# Objective:
Pick out every line in the data below that holds "Заработная".

## START Records for this exercise

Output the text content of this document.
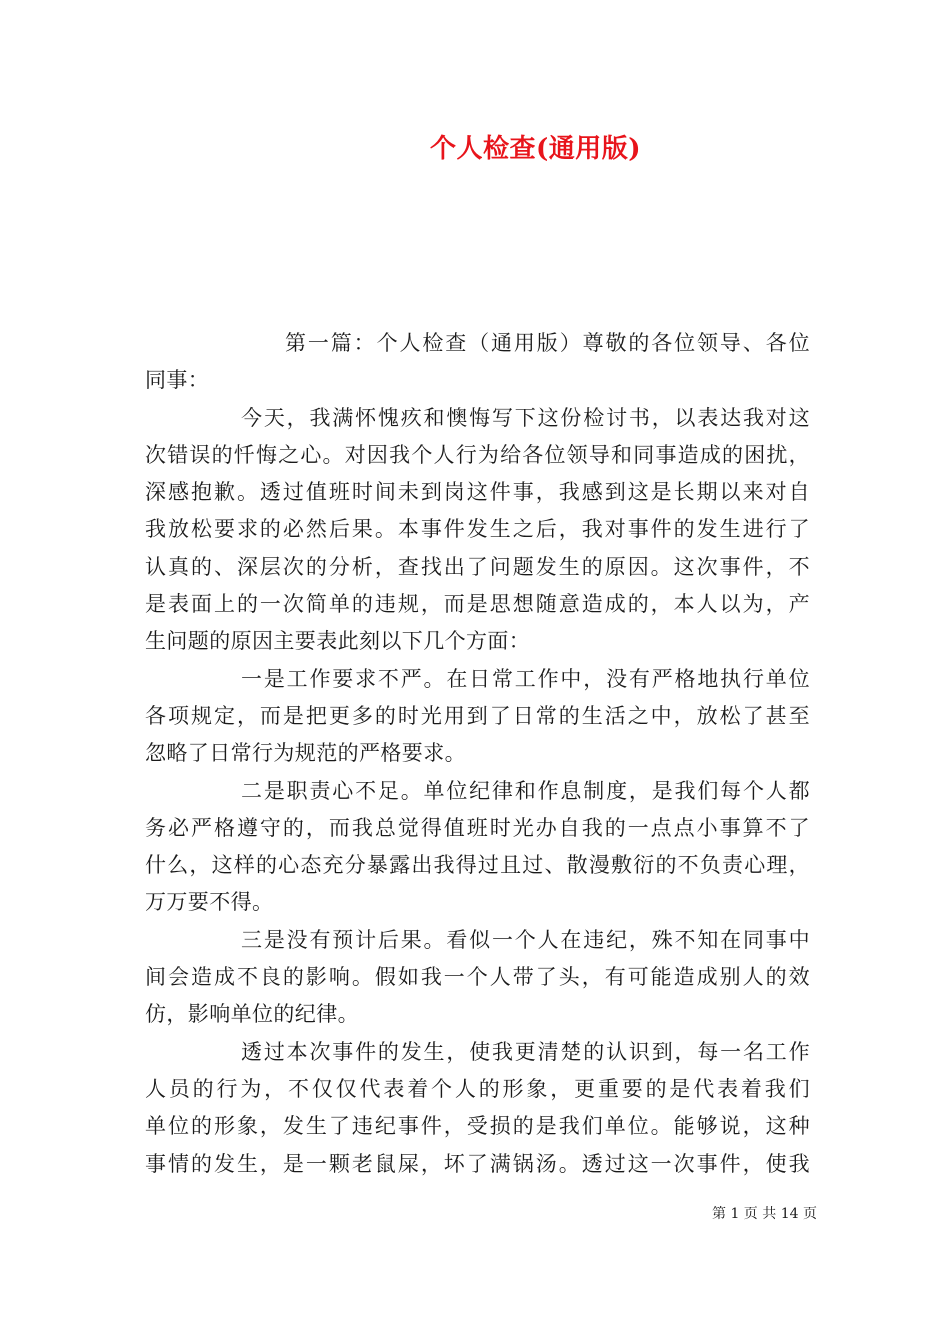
个人检查(通用版)
第一篇：个人检查（通用版）尊敬的各位领导、各位
同事：
今天，我满怀愧疚和懊悔写下这份检讨书，以表达我对这
次错误的忏悔之心。对因我个人行为给各位领导和同事造成的困扰，
深感抱歉。透过值班时间未到岗这件事，我感到这是长期以来对自
我放松要求的必然后果。本事件发生之后，我对事件的发生进行了
认真的、深层次的分析，查找出了问题发生的原因。这次事件，不
是表面上的一次简单的违规，而是思想随意造成的，本人以为，产
生问题的原因主要表此刻以下几个方面：
一是工作要求不严。在日常工作中，没有严格地执行单位
各项规定，而是把更多的时光用到了日常的生活之中，放松了甚至
忽略了日常行为规范的严格要求。
二是职责心不足。单位纪律和作息制度，是我们每个人都
务必严格遵守的，而我总觉得值班时光办自我的一点点小事算不了
什么，这样的心态充分暴露出我得过且过、散漫敷衍的不负责心理，
万万要不得。
三是没有预计后果。看似一个人在违纪，殊不知在同事中
间会造成不良的影响。假如我一个人带了头，有可能造成别人的效
仿，影响单位的纪律。
透过本次事件的发生，使我更清楚的认识到，每一名工作
人员的行为，不仅仅代表着个人的形象，更重要的是代表着我们
单位的形象，发生了违纪事件，受损的是我们单位。能够说，这种
事情的发生，是一颗老鼠屎，坏了满锅汤。透过这一次事件，使我
第 1 页 共 14 页
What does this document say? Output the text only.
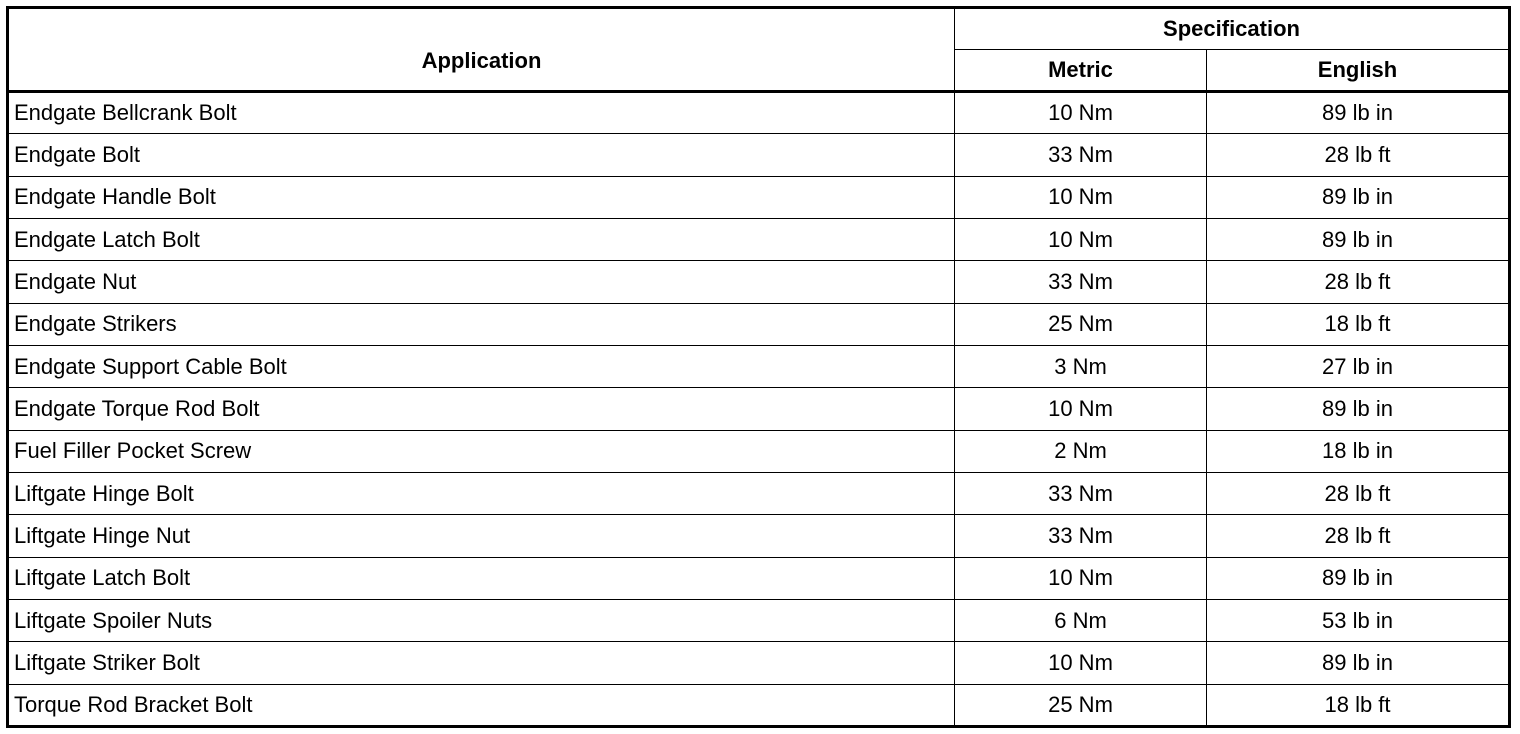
Application	Specification	
	Metric	English
Endgate Bellcrank Bolt	10 Nm	89 lb in
Endgate Bolt	33 Nm	28 lb ft
Endgate Handle Bolt	10 Nm	89 lb in
Endgate Latch Bolt	10 Nm	89 lb in
Endgate Nut	33 Nm	28 lb ft
Endgate Strikers	25 Nm	18 lb ft
Endgate Support Cable Bolt	3 Nm	27 lb in
Endgate Torque Rod Bolt	10 Nm	89 lb in
Fuel Filler Pocket Screw	2 Nm	18 lb in
Liftgate Hinge Bolt	33 Nm	28 lb ft
Liftgate Hinge Nut	33 Nm	28 lb ft
Liftgate Latch Bolt	10 Nm	89 lb in
Liftgate Spoiler Nuts	6 Nm	53 lb in
Liftgate Striker Bolt	10 Nm	89 lb in
Torque Rod Bracket Bolt	25 Nm	18 lb ft
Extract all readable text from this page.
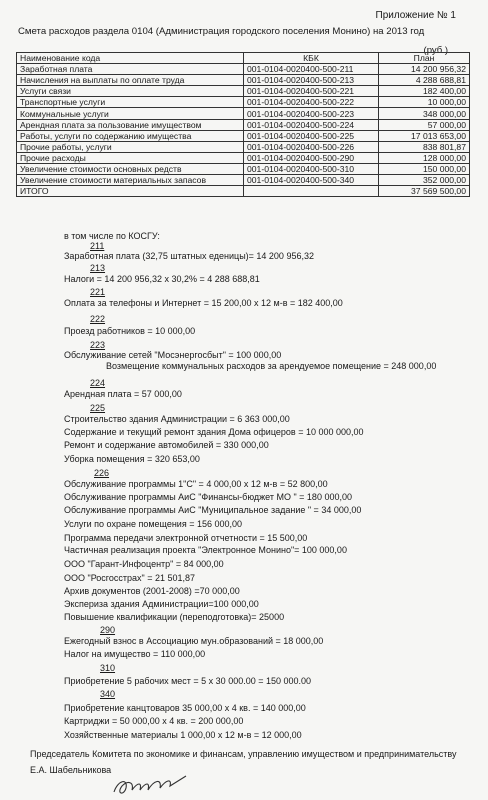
Приложение № 1
Смета расходов раздела 0104 (Администрация городского поселения Монино) на 2013 год
(руб.)
Наименование кода	КБК	План
Заработная плата	001-0104-0020400-500-211	14 200 956,32
Начисления на выплаты по оплате труда	001-0104-0020400-500-213	4 288 688,81
Услуги связи	001-0104-0020400-500-221	182 400,00
Транспортные услуги	001-0104-0020400-500-222	10 000,00
Коммунальные услуги	001-0104-0020400-500-223	348 000,00
Арендная плата за пользование имуществом	001-0104-0020400-500-224	57 000,00
Работы, услуги по содержанию имущества	001-0104-0020400-500-225	17 013 653,00
Прочие работы, услуги	001-0104-0020400-500-226	838 801,87
Прочие расходы	001-0104-0020400-500-290	128 000,00
Увеличение стоимости основных редств	001-0104-0020400-500-310	150 000,00
Увеличение стоимости материальных запасов	001-0104-0020400-500-340	352 000,00
ИТОГО		37 569 500,00
в том числе по КОСГУ:
211
Заработная плата (32,75 штатных еденицы)= 14 200 956,32
213
Налоги = 14 200 956,32 х 30,2% = 4 288 688,81
221
Оплата за телефоны и Интернет = 15 200,00 х 12 м-в = 182 400,00
222
Проезд работников = 10 000,00
223
Обслуживание сетей "Мосэнергосбыт" = 100 000,00
Возмещение коммунальных расходов за арендуемое помещение = 248 000,00
224
Арендная плата = 57 000,00
225
Строительство здания Администрации = 6 363 000,00
Содержание и текущий ремонт здания Дома офицеров = 10 000 000,00
Ремонт и содержание автомобилей = 330 000,00
Уборка помещения = 320 653,00
226
Обслуживание программы 1"С" = 4 000,00 х 12 м-в = 52 800,00
Обслуживание программы АиС "Финансы-бюджет МО " = 180 000,00
Обслуживание программы АиС "Муниципальное задание " = 34 000,00
Услуги по охране помещения = 156 000,00
Программа передачи электронной отчетности = 15 500,00
Частичная реализация проекта "Электронное Монино"= 100 000,00
ООО "Гарант-Инфоцентр" = 84 000,00
ООО "Росгосстрах" = 21 501,87
Архив документов (2001-2008) =70 000,00
Экспериза здания Администрации=100 000,00
Повышение квалификации (переподготовка)= 25000
290
Ежегодный взнос в Ассоциацию мун.образований = 18 000,00
Налог на имущество = 110 000,00
310
Приобретение 5 рабочих мест = 5 х 30 000.00 = 150 000.00
340
Приобретение канцтоваров 35 000,00 х 4 кв. = 140 000,00
Картриджи = 50 000,00 х 4 кв. = 200 000,00
Хозяйственные материалы 1 000,00 х 12 м-в = 12 000,00
Председатель Комитета по экономике и финансам, управлению имуществом и предпринимательству
Е.А. Шабельникова
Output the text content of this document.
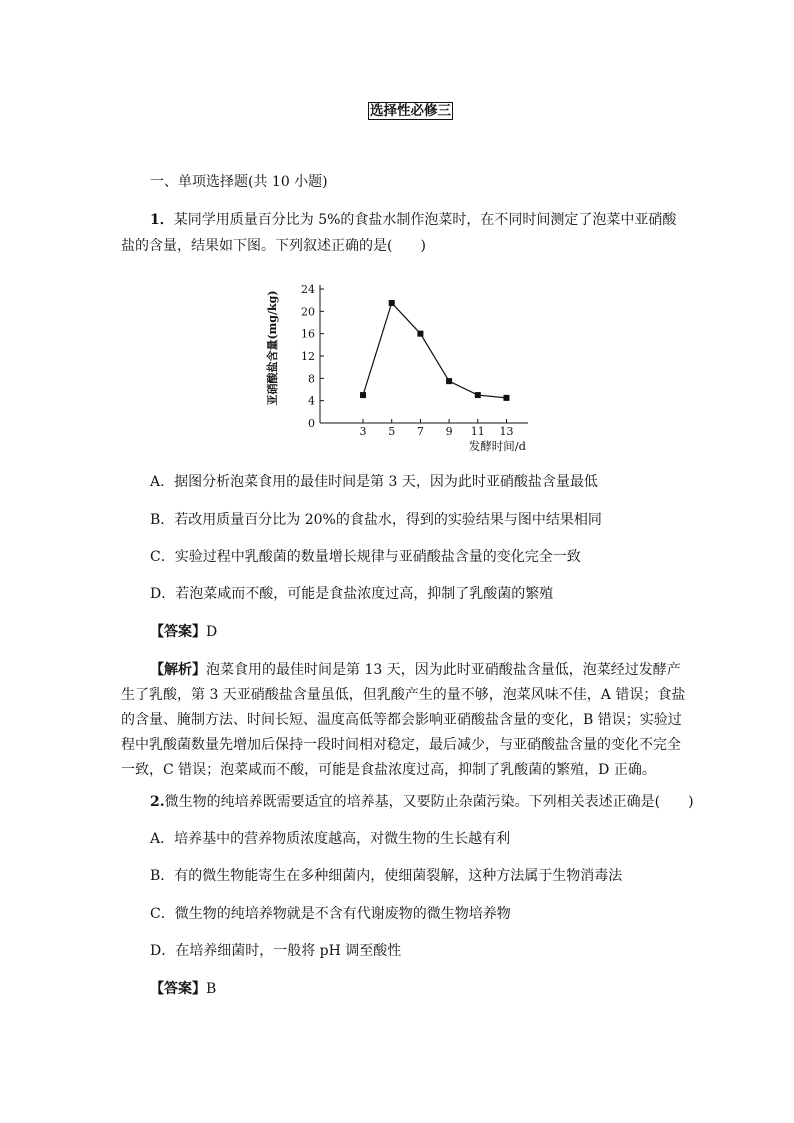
选择性必修三
一、单项选择题(共 10 小题)
1．某同学用质量百分比为 5%的食盐水制作泡菜时，在不同时间测定了泡菜中亚硝酸
盐的含量，结果如下图。下列叙述正确的是(　　)
0
4
8
12
16
20
24
3 5 7 9 11 13
发酵时间/d
亚硝酸盐含量(mg/kg)
A．据图分析泡菜食用的最佳时间是第 3 天，因为此时亚硝酸盐含量最低
B．若改用质量百分比为 20%的食盐水，得到的实验结果与图中结果相同
C．实验过程中乳酸菌的数量增长规律与亚硝酸盐含量的变化完全一致
D．若泡菜咸而不酸，可能是食盐浓度过高，抑制了乳酸菌的繁殖
【答案】D
【解析】泡菜食用的最佳时间是第 13 天，因为此时亚硝酸盐含量低，泡菜经过发酵产
生了乳酸，第 3 天亚硝酸盐含量虽低，但乳酸产生的量不够，泡菜风味不佳，A 错误；食盐
的含量、腌制方法、时间长短、温度高低等都会影响亚硝酸盐含量的变化，B 错误；实验过
程中乳酸菌数量先增加后保持一段时间相对稳定，最后减少，与亚硝酸盐含量的变化不完全
一致，C 错误；泡菜咸而不酸，可能是食盐浓度过高，抑制了乳酸菌的繁殖，D 正确。
2.微生物的纯培养既需要适宜的培养基，又要防止杂菌污染。下列相关表述正确是(　　)
A．培养基中的营养物质浓度越高，对微生物的生长越有利
B．有的微生物能寄生在多种细菌内，使细菌裂解，这种方法属于生物消毒法
C．微生物的纯培养物就是不含有代谢废物的微生物培养物
D．在培养细菌时，一般将 pH 调至酸性
【答案】B
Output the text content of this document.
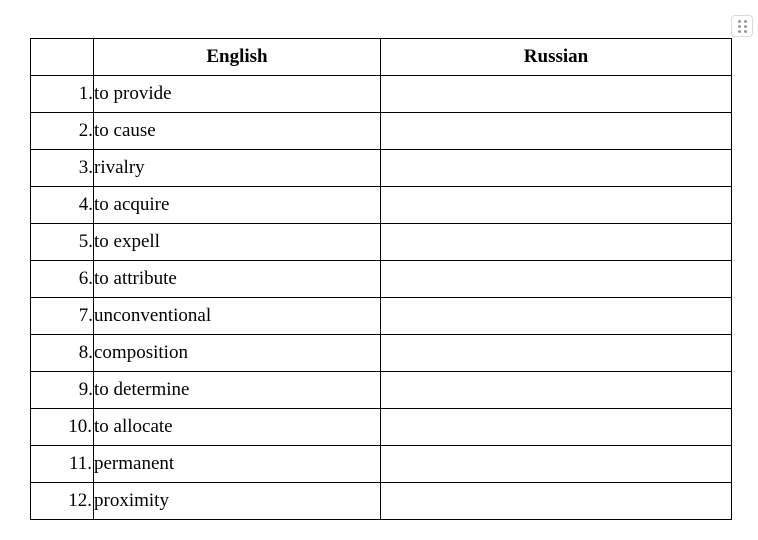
	English	Russian
1.	to provide	
2.	to cause	
3.	rivalry	
4.	to acquire	
5.	to expell	
6.	to attribute	
7.	unconventional	
8.	composition	
9.	to determine	
10.	to allocate	
11.	permanent	
12.	proximity	
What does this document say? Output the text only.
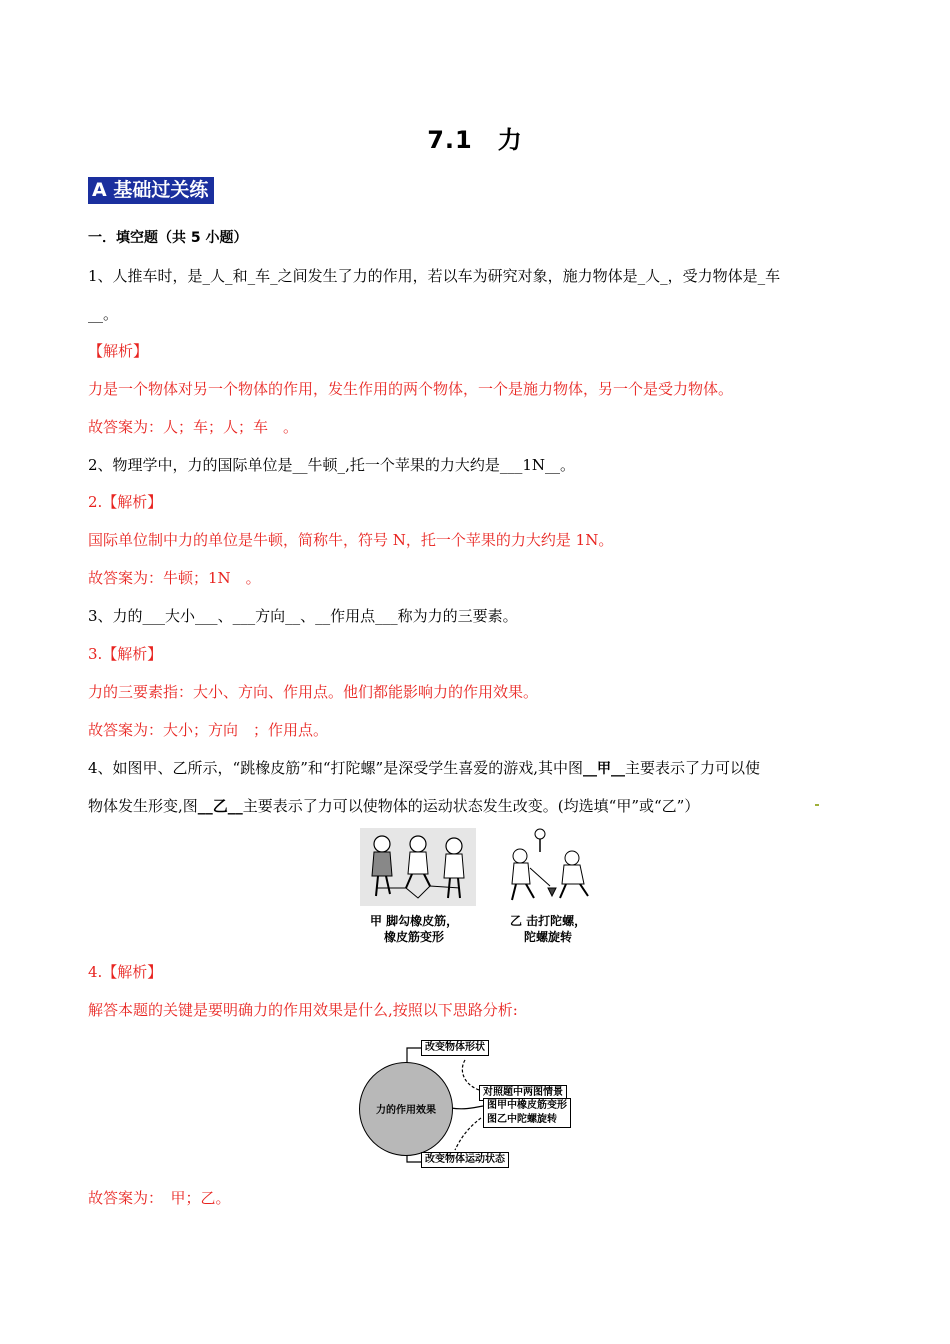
7.1　力
A 基础过关练
一．填空题（共 5 小题）
1、人推车时，是_人_和_车_之间发生了力的作用，若以车为研究对象，施力物体是_人_，受力物体是_车
__。
【解析】
力是一个物体对另一个物体的作用，发生作用的两个物体，一个是施力物体，另一个是受力物体。
故答案为：人；车；人；车　。
2、物理学中，力的国际单位是__牛顿_,托一个苹果的力大约是___1N__。
2.【解析】
国际单位制中力的单位是牛顿，简称牛，符号 N，托一个苹果的力大约是 1N。
故答案为：牛顿；1N　。
3、力的___大小___、___方向__、__作用点___称为力的三要素。
3.【解析】
力的三要素指：大小、方向、作用点。他们都能影响力的作用效果。
故答案为：大小；方向　；作用点。
4、如图甲、乙所示，“跳橡皮筋”和“打陀螺”是深受学生喜爱的游戏,其中图__甲__主要表示了力可以使
物体发生形变,图__乙__主要表示了力可以使物体的运动状态发生改变。(均选填“甲”或“乙”）
甲 脚勾橡皮筋，
橡皮筋变形
乙 击打陀螺，
陀螺旋转
4.【解析】
解答本题的关键是要明确力的作用效果是什么,按照以下思路分析:
力的作用效果
改变物体形状
对照题中两图情景
图甲中橡皮筋变形
图乙中陀螺旋转
改变物体运动状态
故答案为：　甲；乙。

## END Records for this exercise

# Exercise solution:
Заработная плата	001-0104-0020400-500-211	14 200 956,32
Заработная плата (32,75 штатных еденицы)= 14 200 956,32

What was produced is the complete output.